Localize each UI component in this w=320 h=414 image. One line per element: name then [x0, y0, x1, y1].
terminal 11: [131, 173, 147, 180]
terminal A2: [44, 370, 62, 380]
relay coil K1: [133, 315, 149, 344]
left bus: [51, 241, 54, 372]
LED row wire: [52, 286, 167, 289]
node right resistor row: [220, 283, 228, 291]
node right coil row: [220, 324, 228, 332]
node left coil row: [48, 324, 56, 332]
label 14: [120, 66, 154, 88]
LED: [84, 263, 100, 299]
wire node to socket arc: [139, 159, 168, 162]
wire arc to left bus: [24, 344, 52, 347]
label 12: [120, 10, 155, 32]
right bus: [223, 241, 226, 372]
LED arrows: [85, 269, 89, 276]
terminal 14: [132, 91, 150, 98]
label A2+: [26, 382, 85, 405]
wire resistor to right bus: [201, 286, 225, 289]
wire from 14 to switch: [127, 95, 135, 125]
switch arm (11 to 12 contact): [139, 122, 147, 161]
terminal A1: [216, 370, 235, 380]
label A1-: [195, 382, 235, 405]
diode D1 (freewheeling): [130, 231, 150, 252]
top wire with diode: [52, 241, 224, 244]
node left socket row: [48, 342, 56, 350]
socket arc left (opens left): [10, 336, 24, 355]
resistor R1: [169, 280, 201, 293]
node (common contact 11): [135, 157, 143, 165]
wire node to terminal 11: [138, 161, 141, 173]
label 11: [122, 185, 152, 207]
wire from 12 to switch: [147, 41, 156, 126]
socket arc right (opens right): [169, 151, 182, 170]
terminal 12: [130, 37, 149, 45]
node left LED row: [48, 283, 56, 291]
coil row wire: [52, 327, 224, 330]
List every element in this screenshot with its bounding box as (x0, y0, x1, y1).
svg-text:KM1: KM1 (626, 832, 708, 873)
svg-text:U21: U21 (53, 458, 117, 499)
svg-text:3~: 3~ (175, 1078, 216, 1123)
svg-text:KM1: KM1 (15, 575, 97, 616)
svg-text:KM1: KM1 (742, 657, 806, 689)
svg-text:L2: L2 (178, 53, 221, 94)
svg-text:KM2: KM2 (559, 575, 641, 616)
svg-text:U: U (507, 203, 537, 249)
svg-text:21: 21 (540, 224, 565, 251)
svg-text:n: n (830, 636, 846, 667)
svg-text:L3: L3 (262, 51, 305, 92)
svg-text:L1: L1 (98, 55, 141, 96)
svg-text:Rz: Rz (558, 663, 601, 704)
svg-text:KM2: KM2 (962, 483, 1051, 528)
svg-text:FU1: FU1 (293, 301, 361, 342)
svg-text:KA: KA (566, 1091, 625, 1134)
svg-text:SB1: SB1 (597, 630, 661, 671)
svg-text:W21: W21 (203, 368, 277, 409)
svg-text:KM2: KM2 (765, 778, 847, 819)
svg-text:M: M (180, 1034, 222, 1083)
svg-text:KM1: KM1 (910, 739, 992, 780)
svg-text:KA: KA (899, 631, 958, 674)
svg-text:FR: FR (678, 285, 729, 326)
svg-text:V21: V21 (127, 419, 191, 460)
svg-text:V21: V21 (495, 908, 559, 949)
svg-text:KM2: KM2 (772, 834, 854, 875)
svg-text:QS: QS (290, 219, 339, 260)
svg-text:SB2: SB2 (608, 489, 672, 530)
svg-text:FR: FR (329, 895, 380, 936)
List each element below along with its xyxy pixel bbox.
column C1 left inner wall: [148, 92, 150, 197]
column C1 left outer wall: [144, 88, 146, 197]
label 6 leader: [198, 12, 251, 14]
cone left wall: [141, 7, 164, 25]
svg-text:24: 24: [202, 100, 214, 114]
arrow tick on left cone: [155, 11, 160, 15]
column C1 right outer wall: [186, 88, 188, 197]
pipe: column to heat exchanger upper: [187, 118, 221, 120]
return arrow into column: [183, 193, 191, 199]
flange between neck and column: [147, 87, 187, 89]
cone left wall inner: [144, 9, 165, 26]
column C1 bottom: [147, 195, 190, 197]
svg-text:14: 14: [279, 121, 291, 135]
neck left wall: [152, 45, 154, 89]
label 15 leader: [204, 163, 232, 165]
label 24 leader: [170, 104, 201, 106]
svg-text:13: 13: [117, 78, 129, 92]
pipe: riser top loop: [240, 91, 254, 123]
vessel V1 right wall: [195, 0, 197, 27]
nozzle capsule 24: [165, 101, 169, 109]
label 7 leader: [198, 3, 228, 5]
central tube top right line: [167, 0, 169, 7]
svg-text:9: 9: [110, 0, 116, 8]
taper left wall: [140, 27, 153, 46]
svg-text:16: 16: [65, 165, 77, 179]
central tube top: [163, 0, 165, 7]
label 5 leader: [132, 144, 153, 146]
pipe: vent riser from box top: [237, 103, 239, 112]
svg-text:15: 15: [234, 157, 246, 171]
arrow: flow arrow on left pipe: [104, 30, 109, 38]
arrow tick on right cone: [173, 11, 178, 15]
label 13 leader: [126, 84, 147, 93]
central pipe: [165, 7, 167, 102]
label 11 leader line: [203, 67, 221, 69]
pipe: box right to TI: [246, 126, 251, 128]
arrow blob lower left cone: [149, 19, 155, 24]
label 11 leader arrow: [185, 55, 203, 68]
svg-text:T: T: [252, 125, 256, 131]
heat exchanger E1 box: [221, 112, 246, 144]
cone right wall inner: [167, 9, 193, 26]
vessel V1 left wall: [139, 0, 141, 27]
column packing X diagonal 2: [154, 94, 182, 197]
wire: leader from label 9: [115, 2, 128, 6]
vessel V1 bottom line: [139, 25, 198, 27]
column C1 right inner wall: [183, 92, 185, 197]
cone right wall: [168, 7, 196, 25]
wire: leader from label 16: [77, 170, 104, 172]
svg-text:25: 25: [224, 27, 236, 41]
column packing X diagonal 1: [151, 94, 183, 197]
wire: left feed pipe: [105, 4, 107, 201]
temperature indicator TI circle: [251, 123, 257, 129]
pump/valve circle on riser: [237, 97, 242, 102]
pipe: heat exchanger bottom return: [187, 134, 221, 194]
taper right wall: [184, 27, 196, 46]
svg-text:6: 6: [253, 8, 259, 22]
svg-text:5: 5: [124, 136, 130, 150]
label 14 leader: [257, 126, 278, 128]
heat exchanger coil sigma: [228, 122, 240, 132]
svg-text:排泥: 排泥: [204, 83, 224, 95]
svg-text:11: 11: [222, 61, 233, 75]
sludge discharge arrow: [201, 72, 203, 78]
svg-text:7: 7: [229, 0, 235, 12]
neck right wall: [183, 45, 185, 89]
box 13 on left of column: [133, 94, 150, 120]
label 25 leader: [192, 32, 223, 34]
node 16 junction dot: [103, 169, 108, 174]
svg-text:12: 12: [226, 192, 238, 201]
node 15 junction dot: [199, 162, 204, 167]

# # # # #

ПИСЬМЕННОЕ ЗАДАНИЕ: Перепишите все записи выше, сохранив каждую строку без единого изменения.

ОТВЕТ К ЗАДАНИЮ:
Localize each UI component in this w=320 h=414 image. One line per element: name then [x0, y0, x1, y1].
terminal 11: [131, 173, 147, 180]
terminal A2: [44, 370, 62, 380]
relay coil K1: [133, 315, 149, 344]
left bus: [51, 241, 54, 372]
LED row wire: [52, 286, 167, 289]
node right resistor row: [220, 283, 228, 291]
node right coil row: [220, 324, 228, 332]
node left coil row: [48, 324, 56, 332]
label 14: [120, 66, 154, 88]
LED: [84, 263, 100, 299]
wire node to socket arc: [139, 159, 168, 162]
wire arc to left bus: [24, 344, 52, 347]
label 12: [120, 10, 155, 32]
right bus: [223, 241, 226, 372]
LED arrows: [85, 269, 89, 276]
terminal 14: [132, 91, 150, 98]
label A2+: [26, 382, 85, 405]
wire resistor to right bus: [201, 286, 225, 289]
wire from 14 to switch: [127, 95, 135, 125]
switch arm (11 to 12 contact): [139, 122, 147, 161]
terminal A1: [216, 370, 235, 380]
label A1-: [195, 382, 235, 405]
diode D1 (freewheeling): [130, 231, 150, 252]
top wire with diode: [52, 241, 224, 244]
node left socket row: [48, 342, 56, 350]
socket arc left (opens left): [10, 336, 24, 355]
resistor R1: [169, 280, 201, 293]
node (common contact 11): [135, 157, 143, 165]
wire node to terminal 11: [138, 161, 141, 173]
label 11: [122, 185, 152, 207]
wire from 12 to switch: [147, 41, 156, 126]
socket arc right (opens right): [169, 151, 182, 170]
terminal 12: [130, 37, 149, 45]
node left LED row: [48, 283, 56, 291]
coil row wire: [52, 327, 224, 330]
List every element in this screenshot with its bounding box as (x0, y0, x1, y1).
svg-text:KM1: KM1 (626, 832, 708, 873)
svg-text:U21: U21 (53, 458, 117, 499)
svg-text:3~: 3~ (175, 1078, 216, 1123)
svg-text:KM1: KM1 (15, 575, 97, 616)
svg-text:KM1: KM1 (742, 657, 806, 689)
svg-text:L2: L2 (178, 53, 221, 94)
svg-text:KM2: KM2 (559, 575, 641, 616)
svg-text:U: U (507, 203, 537, 249)
svg-text:21: 21 (540, 224, 565, 251)
svg-text:n: n (830, 636, 846, 667)
svg-text:L3: L3 (262, 51, 305, 92)
svg-text:L1: L1 (98, 55, 141, 96)
svg-text:Rz: Rz (558, 663, 601, 704)
svg-text:KM2: KM2 (962, 483, 1051, 528)
svg-text:FU1: FU1 (293, 301, 361, 342)
svg-text:KA: KA (566, 1091, 625, 1134)
svg-text:SB1: SB1 (597, 630, 661, 671)
svg-text:W21: W21 (203, 368, 277, 409)
svg-text:KM2: KM2 (765, 778, 847, 819)
svg-text:M: M (180, 1034, 222, 1083)
svg-text:KM1: KM1 (910, 739, 992, 780)
svg-text:KA: KA (899, 631, 958, 674)
svg-text:FR: FR (678, 285, 729, 326)
svg-text:V21: V21 (127, 419, 191, 460)
svg-text:V21: V21 (495, 908, 559, 949)
svg-text:KM2: KM2 (772, 834, 854, 875)
svg-text:QS: QS (290, 219, 339, 260)
svg-text:SB2: SB2 (608, 489, 672, 530)
svg-text:FR: FR (329, 895, 380, 936)
List each element below along with its xyxy pixel bbox.
column C1 left inner wall: [148, 92, 150, 197]
column C1 left outer wall: [144, 88, 146, 197]
label 6 leader: [198, 12, 251, 14]
cone left wall: [141, 7, 164, 25]
svg-text:24: 24: [202, 100, 214, 114]
arrow tick on left cone: [155, 11, 160, 15]
column C1 right outer wall: [186, 88, 188, 197]
pipe: column to heat exchanger upper: [187, 118, 221, 120]
return arrow into column: [183, 193, 191, 199]
flange between neck and column: [147, 87, 187, 89]
cone left wall inner: [144, 9, 165, 26]
column C1 bottom: [147, 195, 190, 197]
svg-text:14: 14: [279, 121, 291, 135]
neck left wall: [152, 45, 154, 89]
label 15 leader: [204, 163, 232, 165]
label 24 leader: [170, 104, 201, 106]
svg-text:13: 13: [117, 78, 129, 92]
pipe: riser top loop: [240, 91, 254, 123]
vessel V1 right wall: [195, 0, 197, 27]
nozzle capsule 24: [165, 101, 169, 109]
label 7 leader: [198, 3, 228, 5]
central tube top right line: [167, 0, 169, 7]
svg-text:9: 9: [110, 0, 116, 8]
taper left wall: [140, 27, 153, 46]
svg-text:16: 16: [65, 165, 77, 179]
central tube top: [163, 0, 165, 7]
label 5 leader: [132, 144, 153, 146]
pipe: vent riser from box top: [237, 103, 239, 112]
svg-text:15: 15: [234, 157, 246, 171]
arrow: flow arrow on left pipe: [104, 30, 109, 38]
arrow tick on right cone: [173, 11, 178, 15]
label 13 leader: [126, 84, 147, 93]
central pipe: [165, 7, 167, 102]
label 11 leader line: [203, 67, 221, 69]
pipe: box right to TI: [246, 126, 251, 128]
arrow blob lower left cone: [149, 19, 155, 24]
label 11 leader arrow: [185, 55, 203, 68]
svg-text:T: T: [252, 125, 256, 131]
heat exchanger E1 box: [221, 112, 246, 144]
cone right wall inner: [167, 9, 193, 26]
vessel V1 left wall: [139, 0, 141, 27]
column packing X diagonal 2: [154, 94, 182, 197]
wire: leader from label 9: [115, 2, 128, 6]
vessel V1 bottom line: [139, 25, 198, 27]
column C1 right inner wall: [183, 92, 185, 197]
cone right wall: [168, 7, 196, 25]
wire: leader from label 16: [77, 170, 104, 172]
svg-text:25: 25: [224, 27, 236, 41]
column packing X diagonal 1: [151, 94, 183, 197]
wire: left feed pipe: [105, 4, 107, 201]
temperature indicator TI circle: [251, 123, 257, 129]
pump/valve circle on riser: [237, 97, 242, 102]
pipe: heat exchanger bottom return: [187, 134, 221, 194]
taper right wall: [184, 27, 196, 46]
svg-text:6: 6: [253, 8, 259, 22]
svg-text:5: 5: [124, 136, 130, 150]
label 14 leader: [257, 126, 278, 128]
heat exchanger coil sigma: [228, 122, 240, 132]
svg-text:排泥: 排泥: [204, 83, 224, 95]
svg-text:11: 11: [222, 61, 233, 75]
sludge discharge arrow: [201, 72, 203, 78]
svg-text:7: 7: [229, 0, 235, 12]
neck right wall: [183, 45, 185, 89]
box 13 on left of column: [133, 94, 150, 120]
label 25 leader: [192, 32, 223, 34]
node 16 junction dot: [103, 169, 108, 174]
svg-text:12: 12: [226, 192, 238, 201]
node 15 junction dot: [199, 162, 204, 167]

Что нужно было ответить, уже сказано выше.